Find every line below that contains the word "فأحب" and copy it out.

►

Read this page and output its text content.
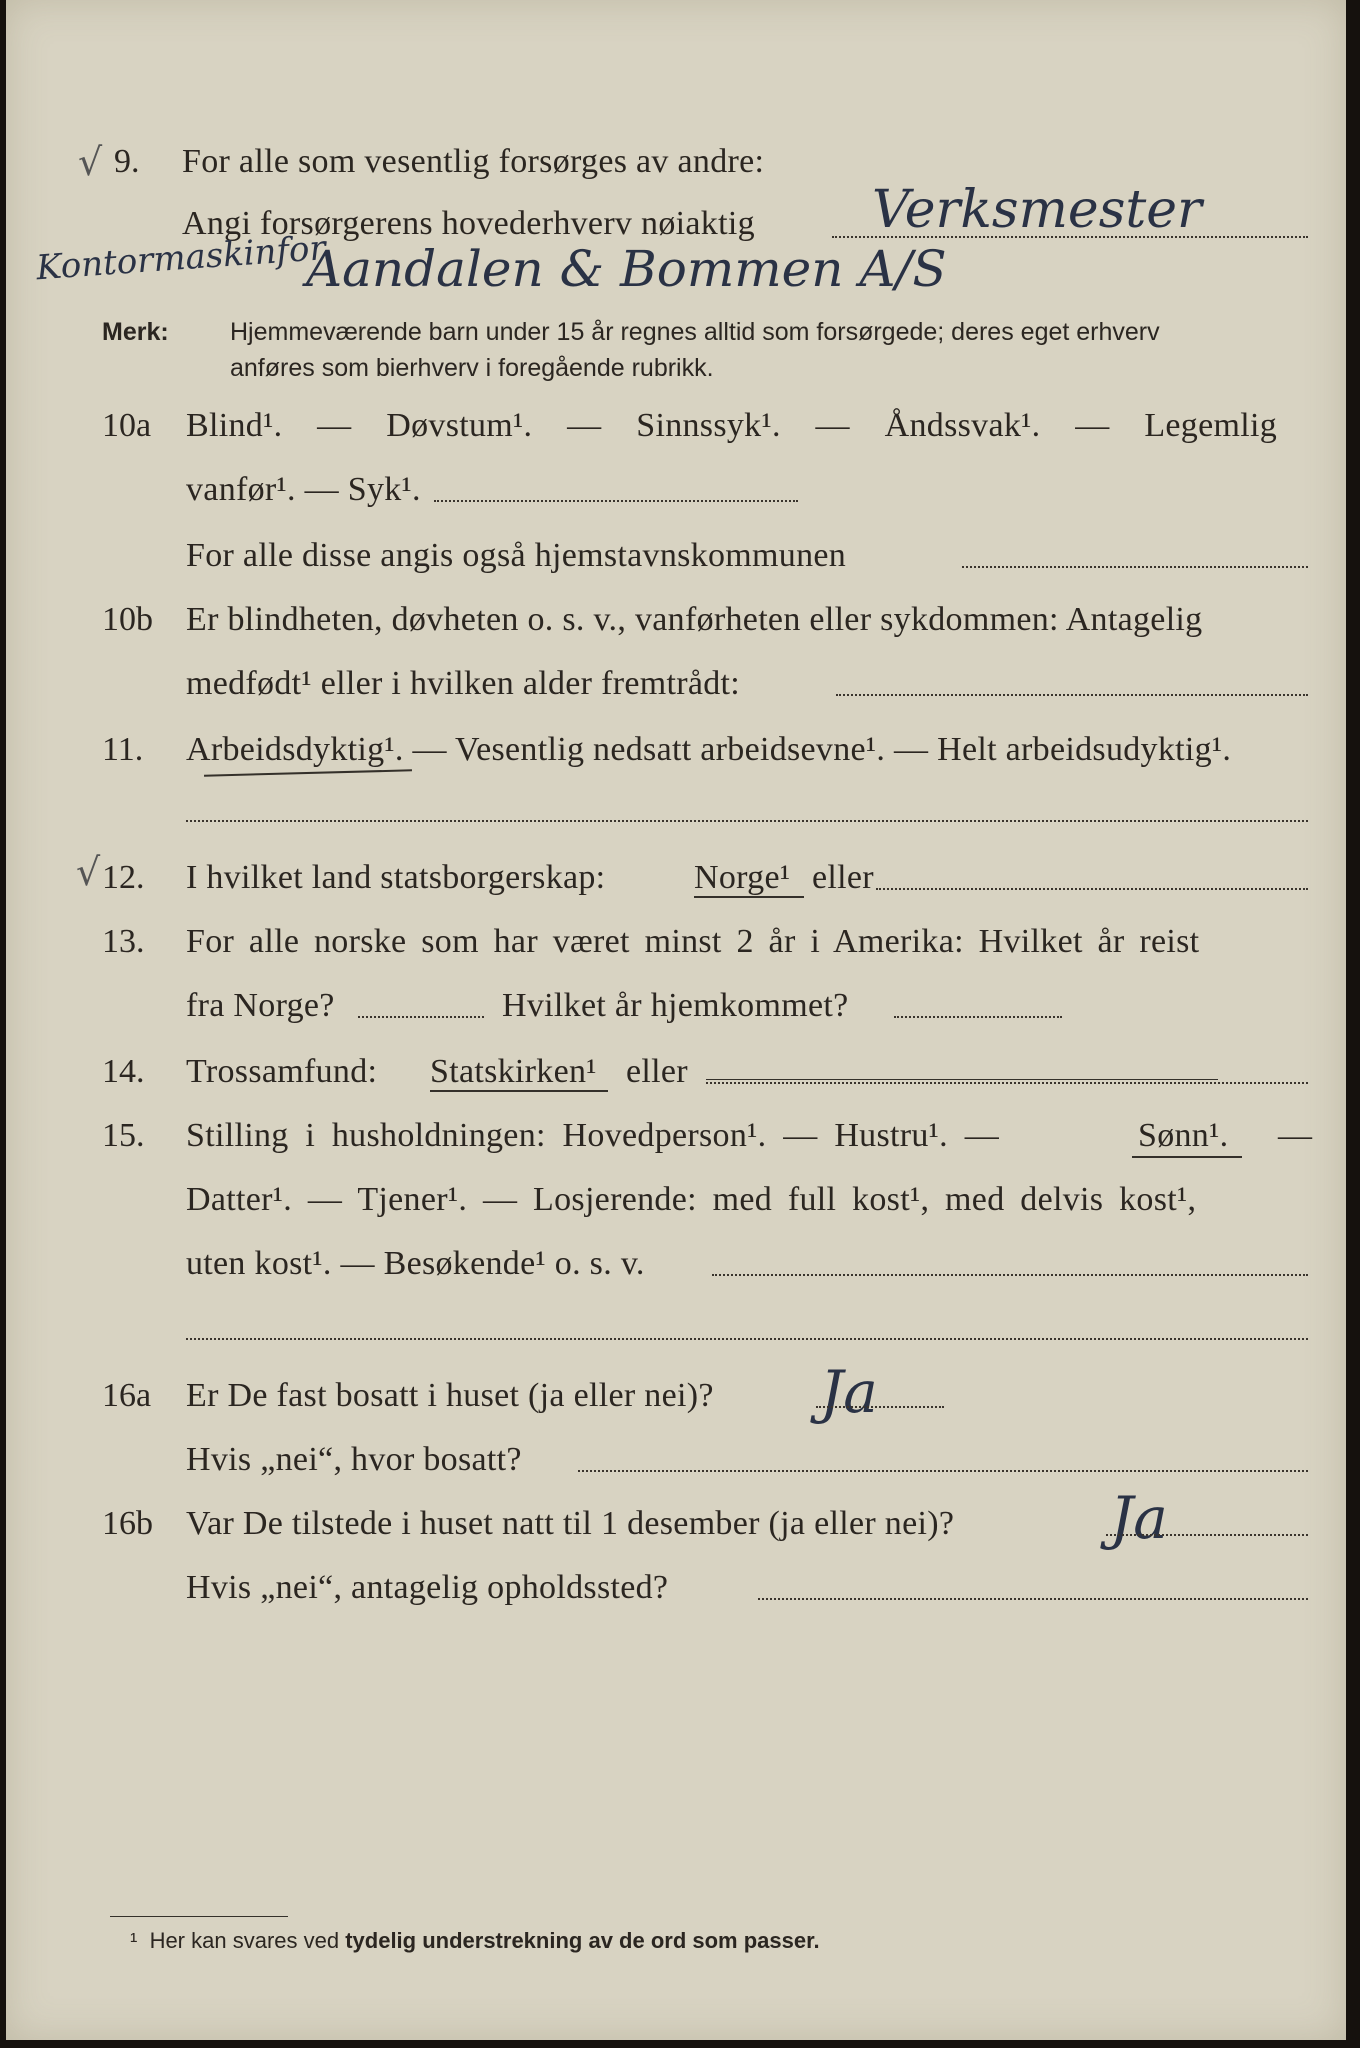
√ 9. For alle som vesentlig forsørges av andre:
Angi forsørgerens hovederhverv nøiaktig Verksmester
Kontormaskinfor.
Aandalen & Bommen A/S
Merk: Hjemmeværende barn under 15 år regnes alltid som forsørgede; deres eget erhverv
anføres som bierhverv i foregående rubrikk.
10a Blind¹. — Døvstum¹. — Sinnssyk¹. — Åndssvak¹. — Legemlig
vanfør¹. — Syk¹.
For alle disse angis også hjemstavnskommunen
10b Er blindheten, døvheten o. s. v., vanførheten eller sykdommen: Antagelig
medfødt¹ eller i hvilken alder fremtrådt:
11. Arbeidsdyktig¹. — Vesentlig nedsatt arbeidsevne¹. — Helt arbeidsudyktig¹.
√ 12. I hvilket land statsborgerskap:	Norge¹ eller
13. For alle norske som har været minst 2 år i Amerika: Hvilket år reist
fra Norge?	Hvilket år hjemkommet?
14. Trossamfund: Statskirken¹ eller
15. Stilling i husholdningen: Hovedperson¹. — Hustru¹. —	Sønn¹. —
Datter¹. — Tjener¹. — Losjerende: med full kost¹, med delvis kost¹,
uten kost¹. — Besøkende¹ o. s. v.
16a Er De fast bosatt i huset (ja eller nei)? Ja
Hvis „nei“, hvor bosatt?
16b Var De tilstede i huset natt til 1 desember (ja eller nei)?	Ja
Hvis „nei“, antagelig opholdssted?
¹ Her kan svares ved tydelig understrekning av de ord som passer.
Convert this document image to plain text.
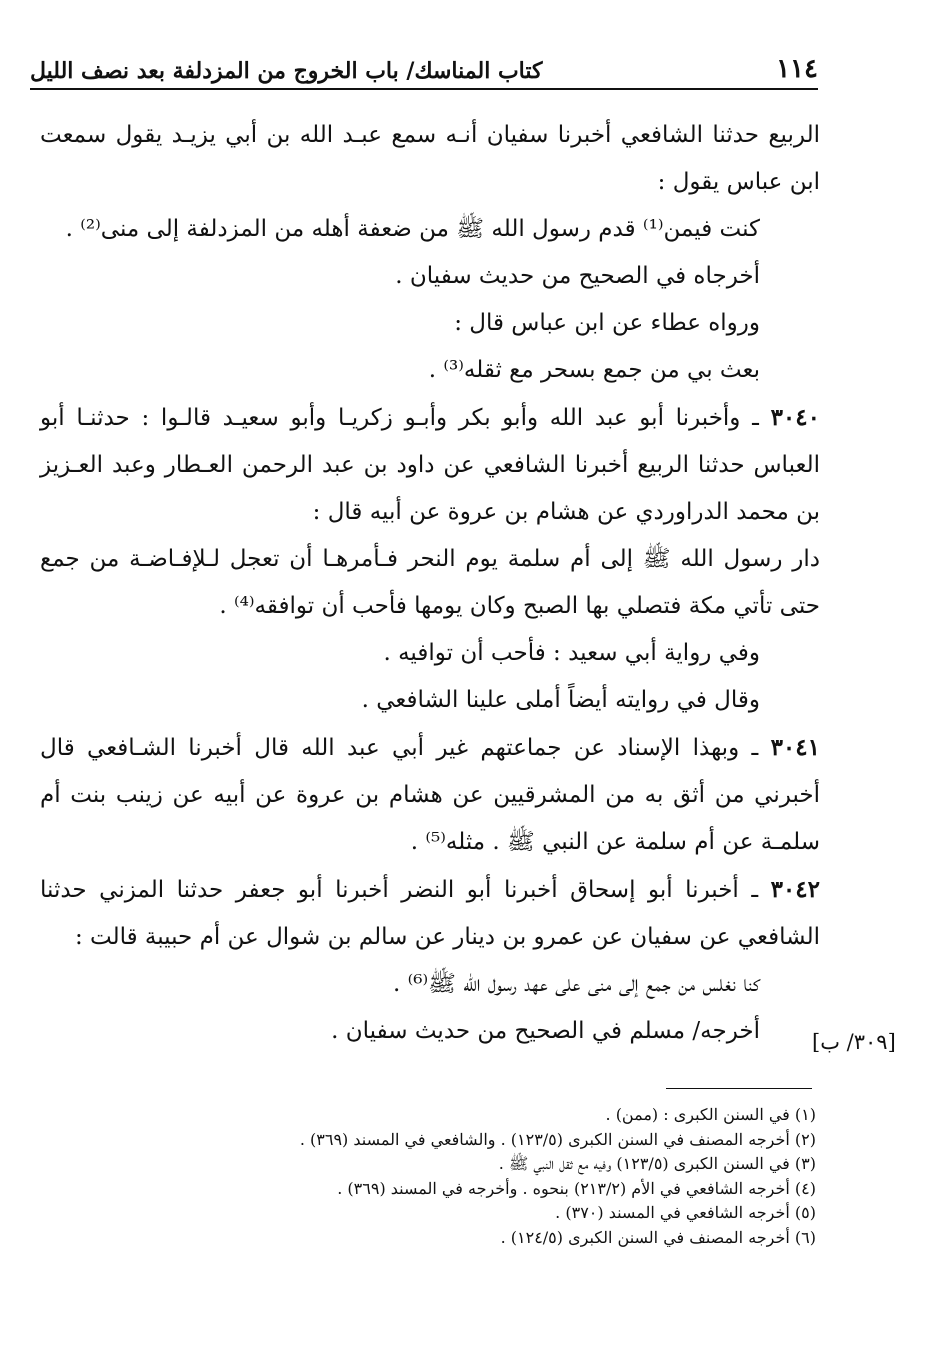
١١٤
كتاب المناسك/ باب الخروج من المزدلفة بعد نصف الليل

الربيع حدثنا الشافعي أخبرنا سفيان أنـه سمع عبـد الله بن أبي يزيـد يقول سمعت ابن عباس يقول :

كنت فيمن⁽¹⁾ قدم رسول الله ﷺ من ضعفة أهله من المزدلفة إلى منى⁽²⁾ .

أخرجاه في الصحيح من حديث سفيان .

ورواه عطاء عن ابن عباس قال :

بعث بي من جمع بسحر مع ثقله⁽³⁾ .

٣٠٤٠ ـ وأخبرنا أبو عبد الله وأبو بكر وأبـو زكريـا وأبو سعيـد قالـوا : حدثنـا أبو العباس حدثنا الربيع أخبرنا الشافعي عن داود بن عبد الرحمن العـطار وعبد العـزيز بن محمد الدراوردي عن هشام بن عروة عن أبيه قال :

دار رسول الله ﷺ إلى أم سلمة يوم النحر فـأمرهـا أن تعجل لـلإفـاضـة من جمع حتى تأتي مكة فتصلي بها الصبح وكان يومها فأحب أن توافقه⁽⁴⁾ .

وفي رواية أبي سعيد : فأحب أن توافيه .

وقال في روايته أيضاً أملى علينا الشافعي .

٣٠٤١ ـ وبهذا الإسناد عن جماعتهم غير أبي عبد الله قال أخبرنا الشـافعي قال أخبرني من أثق به من المشرقيين عن هشام بن عروة عن أبيه عن زينب بنت أم سلمـة عن أم سلمة عن النبي ﷺ . مثله⁽⁵⁾ .

٣٠٤٢ ـ أخبرنا أبو إسحاق أخبرنا أبو النضر أخبرنا أبو جعفر حدثنا المزني حدثنا الشافعي عن سفيان عن عمرو بن دينار عن سالم بن شوال عن أم حبيبة قالت :

كنا نغلس من جمع إلى منى على عهد رسول الله ﷺ⁽⁶⁾ .

أخرجه/ مسلم في الصحيح من حديث سفيان .	[٣٠٩/ ب]

(١) في السنن الكبرى : (ممن) .

(٢) أخرجه المصنف في السنن الكبرى (١٢٣/٥) . والشافعي في المسند (٣٦٩) .

(٣) في السنن الكبرى (١٢٣/٥) وفيه مع ثقل النبي ﷺ .

(٤) أخرجه الشافعي في الأم (٢١٣/٢) بنحوه . وأخرجه في المسند (٣٦٩) .

(٥) أخرجه الشافعي في المسند (٣٧٠) .

(٦) أخرجه المصنف في السنن الكبرى (١٢٤/٥) .
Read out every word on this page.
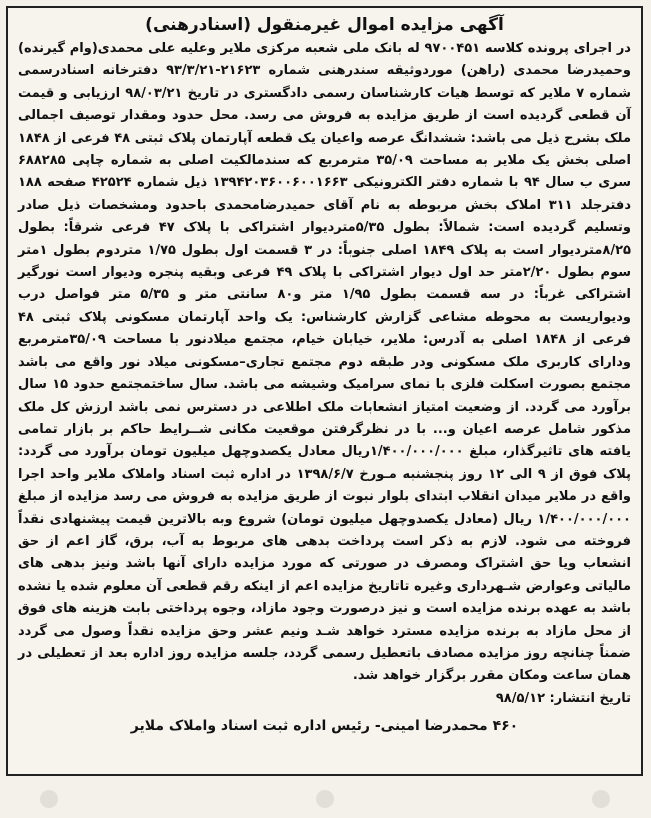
آگهی مزایده اموال غیرمنقول (اسنادرهنی)

در اجرای پرونده کلاسه ۹۷۰۰۴۵۱ له بانک ملی شعبه مرکزی ملایر وعلیه علی محمدی(وام گیرنده) وحمیدرضا محمدی (راهن) موردوثیقه سندرهنی شماره ۲۱۶۲۳-۹۳/۳/۲۱ دفترخانه اسنادرسمی شماره ۷ ملایر که توسط هیات کارشناسان رسمی دادگستری در تاریخ ۹۸/۰۳/۲۱ ارزیابی و قیمت آن قطعی گردیده است از طریق مزایده به فروش می رسد. محل حدود ومقدار توصیف اجمالی ملک بشرح ذیل می باشد: ششدانگ عرصه واعیان یک قطعه آپارتمان پلاک ثبتی ۴۸ فرعی از ۱۸۴۸ اصلی بخش یک ملایر به مساحت ۳۵/۰۹ مترمربع که سندمالکیت اصلی به شماره چاپی ۶۸۸۲۸۵ سری ب سال ۹۴ با شماره دفتر الکترونیکی ۱۳۹۴۲۰۳۶۰۰۶۰۰۱۶۶۳ ذیل شماره ۴۲۵۲۴ صفحه ۱۸۸ دفترجلد ۳۱۱ املاک بخش مربوطه به نام آقای حمیدرضامحمدی باحدود ومشخصات ذیل صادر وتسلیم گردیده است: شمالاً: بطول ۵/۳۵متردیوار اشتراکی با پلاک ۴۷ فرعی شرقاً: بطول ۸/۲۵متردیوار است به پلاک ۱۸۴۹ اصلی جنوباً: در ۳ قسمت اول بطول ۱/۷۵ متردوم بطول ۱متر سوم بطول ۲/۲۰متر حد اول دیوار اشتراکی با پلاک ۴۹ فرعی وبقیه پنجره ودیوار است نورگیر اشتراکی غرباً: در سه قسمت بطول ۱/۹۵ متر و۸۰ سانتی متر و ۵/۳۵ متر فواصل درب ودیواریست به محوطه مشاعی گزارش کارشناس: یک واحد آپارتمان مسکونی پلاک ثبتی ۴۸ فرعی از ۱۸۴۸ اصلی به آدرس: ملایر، خیابان خیام، مجتمع میلادنور با مساحت ۳۵/۰۹مترمربع ودارای کاربری ملک مسکونی ودر طبقه دوم مجتمع تجاری–مسکونی میلاد نور واقع می باشد مجتمع بصورت اسکلت فلزی با نمای سرامیک وشیشه می باشد. سال ساختمجتمع حدود ۱۵ سال برآورد می گردد. از وضعیت امتیاز انشعابات ملک اطلاعی در دسترس نمی باشد ارزش کل ملک مذکور شامل عرصه اعیان و... با در نظرگرفتن موقعیت مکانی شــرایط حاکم بر بازار تمامی یافته های تاثیرگذار، مبلغ ۱/۴۰۰/۰۰۰/۰۰۰ریال معادل یکصدوچهل میلیون تومان برآورد می گردد: پلاک فوق از ۹ الی ۱۲ روز پنجشنبه مـورخ ۱۳۹۸/۶/۷ در اداره ثبت اسناد واملاک ملایر واحد اجرا واقع در ملایر میدان انقلاب ابتدای بلوار نبوت از طریق مزایده به فروش می رسد مزایده از مبلغ ۱/۴۰۰/۰۰۰/۰۰۰ ریال (معادل یکصدوچهل میلیون تومان) شروع وبه بالاترین قیمت پیشنهادی نقداً فروخته می شود. لازم به ذکر است پرداخت بدهی های مربوط به آب، برق، گاز اعم از حق انشعاب ویا حق اشتراک ومصرف در صورتی که مورد مزایده دارای آنها باشد ونیز بدهی های مالیاتی وعوارض شـهرداری وغیره تاتاریخ مزایده اعم از اینکه رقم قطعی آن معلوم شده یا نشده باشد به عهده برنده مزایده است و نیز درصورت وجود مازاد، وجوه پرداختی بابت هزینه های فوق از محل مازاد به برنده مزایده مسترد خواهد شـد ونیم عشر وحق مزایده نقداً وصول می گردد ضمناً چنانچه روز مزایده مصادف باتعطیل رسمی گردد، جلسه مزایده روز اداره بعد از تعطیلی در همان ساعت ومکان مقرر برگزار خواهد شد.

تاریخ انتشار: ۹۸/۵/۱۲

۴۶۰ محمدرضا امینی- رئیس اداره ثبت اسناد واملاک ملایر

◄

▸ Task result:
دار رسول الله ﷺ إلى أم سلمة يوم النحر فـأمرهـا أن تعجل لـلإفـاضـة من جمع حتى تأتي مكة فتصلي بها الصبح وكان يومها فأحب أن توافقه⁽⁴⁾ .
وفي رواية أبي سعيد : فأحب أن توافيه .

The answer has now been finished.